Directions -> Pick out each line in these entries that contains the string "screenshot".

[Dataset entries on figures]
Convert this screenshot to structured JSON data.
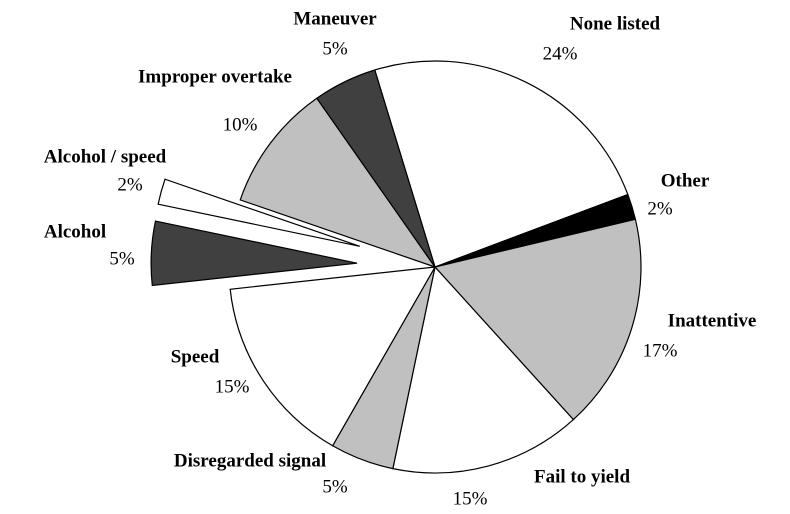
{
  "chart_data": {
    "type": "pie",
    "categories": [
      "None listed",
      "Other",
      "Inattentive",
      "Fail to yield",
      "Disregarded signal",
      "Speed",
      "Alcohol",
      "Alcohol / speed",
      "Improper overtake",
      "Maneuver"
    ],
    "values": [
      24,
      2,
      17,
      15,
      5,
      15,
      5,
      2,
      10,
      5
    ],
    "value_labels": [
      "24%",
      "2%",
      "17%",
      "15%",
      "5%",
      "15%",
      "5%",
      "2%",
      "10%",
      "5%"
    ],
    "colors": [
      "#ffffff",
      "#000000",
      "#c0c0c0",
      "#ffffff",
      "#c0c0c0",
      "#ffffff",
      "#404040",
      "#ffffff",
      "#c0c0c0",
      "#404040"
    ],
    "exploded": [
      false,
      false,
      false,
      false,
      false,
      false,
      true,
      true,
      false,
      false
    ]
  }
}
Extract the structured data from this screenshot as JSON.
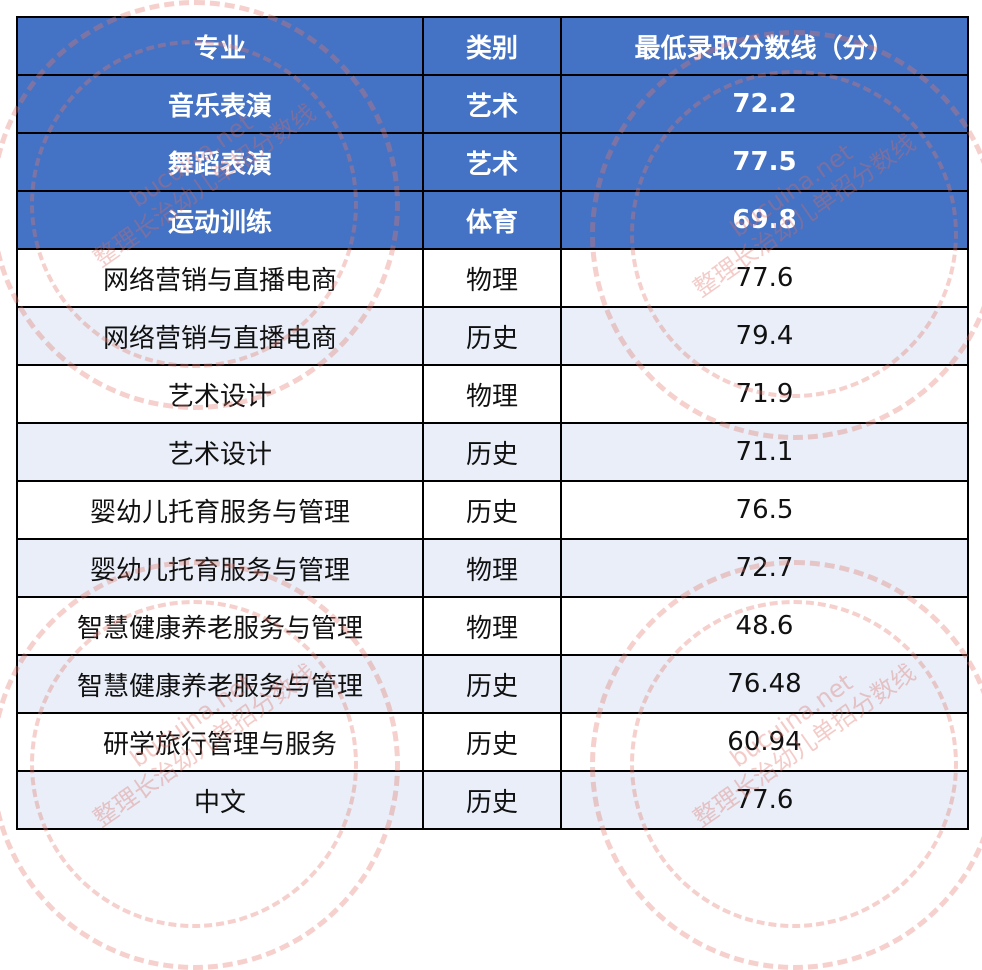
{
  "colors": {
    "header_bg": "#4472C4",
    "alt_row_bg": "#E9EEF8",
    "watermark": "#E0786E"
  },
  "table": {
    "headers": [
      "专业",
      "类别",
      "最低录取分数线（分）"
    ],
    "rows": [
      {
        "major": "音乐表演",
        "category": "艺术",
        "score": "72.2",
        "style": "blue"
      },
      {
        "major": "舞蹈表演",
        "category": "艺术",
        "score": "77.5",
        "style": "blue"
      },
      {
        "major": "运动训练",
        "category": "体育",
        "score": "69.8",
        "style": "blue"
      },
      {
        "major": "网络营销与直播电商",
        "category": "物理",
        "score": "77.6",
        "style": "plain"
      },
      {
        "major": "网络营销与直播电商",
        "category": "历史",
        "score": "79.4",
        "style": "alt"
      },
      {
        "major": "艺术设计",
        "category": "物理",
        "score": "71.9",
        "style": "plain"
      },
      {
        "major": "艺术设计",
        "category": "历史",
        "score": "71.1",
        "style": "alt"
      },
      {
        "major": "婴幼儿托育服务与管理",
        "category": "历史",
        "score": "76.5",
        "style": "plain"
      },
      {
        "major": "婴幼儿托育服务与管理",
        "category": "物理",
        "score": "72.7",
        "style": "alt"
      },
      {
        "major": "智慧健康养老服务与管理",
        "category": "物理",
        "score": "48.6",
        "style": "plain"
      },
      {
        "major": "智慧健康养老服务与管理",
        "category": "历史",
        "score": "76.48",
        "style": "alt"
      },
      {
        "major": "研学旅行管理与服务",
        "category": "历史",
        "score": "60.94",
        "style": "plain"
      },
      {
        "major": "中文",
        "category": "历史",
        "score": "77.6",
        "style": "alt"
      }
    ]
  },
  "watermark": {
    "site": "bucuina.net",
    "text": "整理长治幼儿单招分数线"
  }
}
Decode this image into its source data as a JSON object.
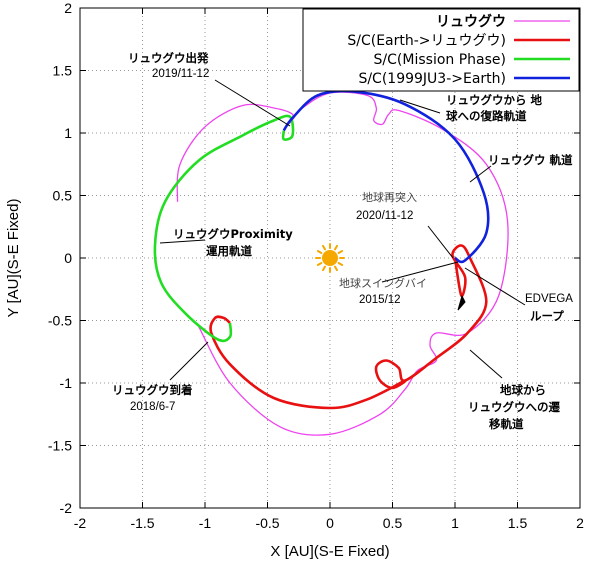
{
  "chart_data": {
    "type": "line",
    "title": "",
    "xlabel": "X [AU](S-E Fixed)",
    "ylabel": "Y [AU](S-E Fixed)",
    "xlim": [
      -2,
      2
    ],
    "ylim": [
      -2,
      2
    ],
    "xticks": [
      "-2",
      "-1.5",
      "-1",
      "-0.5",
      "0",
      "0.5",
      "1",
      "1.5",
      "2"
    ],
    "yticks": [
      "2",
      "1.5",
      "1",
      "0.5",
      "0",
      "-0.5",
      "-1",
      "-1.5",
      "-2"
    ],
    "grid": true,
    "legend_position": "top-right",
    "sun": {
      "x": 0,
      "y": 0,
      "color": "#f5a800"
    },
    "series": [
      {
        "name": "リュウグウ",
        "color": "#ee44ee",
        "points": [
          [
            -1.22,
            0.45
          ],
          [
            -1.2,
            0.75
          ],
          [
            -1.0,
            1.05
          ],
          [
            -0.7,
            1.22
          ],
          [
            -0.45,
            1.2
          ],
          [
            -0.3,
            1.15
          ],
          [
            -0.32,
            1.08
          ],
          [
            -0.22,
            1.2
          ],
          [
            0.0,
            1.32
          ],
          [
            0.3,
            1.3
          ],
          [
            0.37,
            1.2
          ],
          [
            0.35,
            1.1
          ],
          [
            0.42,
            1.07
          ],
          [
            0.47,
            1.15
          ],
          [
            0.55,
            1.18
          ],
          [
            0.9,
            1.03
          ],
          [
            1.25,
            0.75
          ],
          [
            1.42,
            0.3
          ],
          [
            1.35,
            -0.3
          ],
          [
            1.1,
            -0.6
          ],
          [
            0.85,
            -0.6
          ],
          [
            0.8,
            -0.7
          ],
          [
            0.85,
            -0.82
          ],
          [
            0.7,
            -0.9
          ],
          [
            0.6,
            -1.05
          ],
          [
            0.4,
            -1.25
          ],
          [
            0.0,
            -1.41
          ],
          [
            -0.4,
            -1.35
          ],
          [
            -0.8,
            -1.0
          ],
          [
            -1.05,
            -0.55
          ]
        ]
      },
      {
        "name": "S/C(Earth->リュウグウ)",
        "color": "#e81010",
        "points": [
          [
            1.0,
            0.0
          ],
          [
            1.05,
            -0.3
          ],
          [
            1.08,
            -0.15
          ],
          [
            0.98,
            0.02
          ],
          [
            1.05,
            0.1
          ],
          [
            1.12,
            0.0
          ],
          [
            1.25,
            -0.35
          ],
          [
            1.1,
            -0.6
          ],
          [
            0.85,
            -0.8
          ],
          [
            0.6,
            -0.98
          ],
          [
            0.55,
            -0.88
          ],
          [
            0.45,
            -0.82
          ],
          [
            0.37,
            -0.87
          ],
          [
            0.4,
            -0.98
          ],
          [
            0.5,
            -1.04
          ],
          [
            0.6,
            -0.98
          ],
          [
            0.3,
            -1.13
          ],
          [
            0.0,
            -1.2
          ],
          [
            -0.45,
            -1.12
          ],
          [
            -0.8,
            -0.85
          ],
          [
            -0.95,
            -0.6
          ],
          [
            -0.92,
            -0.48
          ],
          [
            -0.85,
            -0.48
          ],
          [
            -0.8,
            -0.52
          ]
        ]
      },
      {
        "name": "S/C(Mission Phase)",
        "color": "#22dd22",
        "points": [
          [
            -0.8,
            -0.52
          ],
          [
            -0.8,
            -0.63
          ],
          [
            -0.9,
            -0.65
          ],
          [
            -1.15,
            -0.45
          ],
          [
            -1.35,
            -0.2
          ],
          [
            -1.4,
            0.1
          ],
          [
            -1.32,
            0.45
          ],
          [
            -1.05,
            0.78
          ],
          [
            -0.7,
            0.98
          ],
          [
            -0.45,
            1.1
          ],
          [
            -0.32,
            1.13
          ],
          [
            -0.3,
            0.98
          ],
          [
            -0.37,
            0.95
          ],
          [
            -0.37,
            1.02
          ]
        ]
      },
      {
        "name": "S/C(1999JU3->Earth)",
        "color": "#1122dd",
        "points": [
          [
            -0.37,
            1.02
          ],
          [
            -0.3,
            1.12
          ],
          [
            -0.1,
            1.3
          ],
          [
            0.2,
            1.33
          ],
          [
            0.6,
            1.23
          ],
          [
            1.0,
            0.95
          ],
          [
            1.23,
            0.52
          ],
          [
            1.25,
            0.2
          ],
          [
            1.08,
            -0.02
          ],
          [
            1.0,
            0.0
          ]
        ]
      }
    ],
    "annotations": [
      {
        "lines": [
          "リュウグウ出発",
          "2019/11-12"
        ]
      },
      {
        "lines": [
          "リュウグウから 地",
          "球への復路軌道"
        ]
      },
      {
        "lines": [
          "リュウグウ 軌道"
        ]
      },
      {
        "lines": [
          "地球再突入",
          "2020/11-12"
        ]
      },
      {
        "lines": [
          "リュウグウProximity",
          "運用軌道"
        ]
      },
      {
        "lines": [
          "地球スイングバイ",
          "2015/12"
        ]
      },
      {
        "lines": [
          "EDVEGA",
          "ループ"
        ]
      },
      {
        "lines": [
          "リュウグウ到着",
          "2018/6-7"
        ]
      },
      {
        "lines": [
          "地球から",
          "リュウグウへの遷",
          "移軌道"
        ]
      }
    ]
  }
}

Answer to this problem ->
Convert this screenshot to structured JSON data.
Extract the structured data from this screenshot as JSON.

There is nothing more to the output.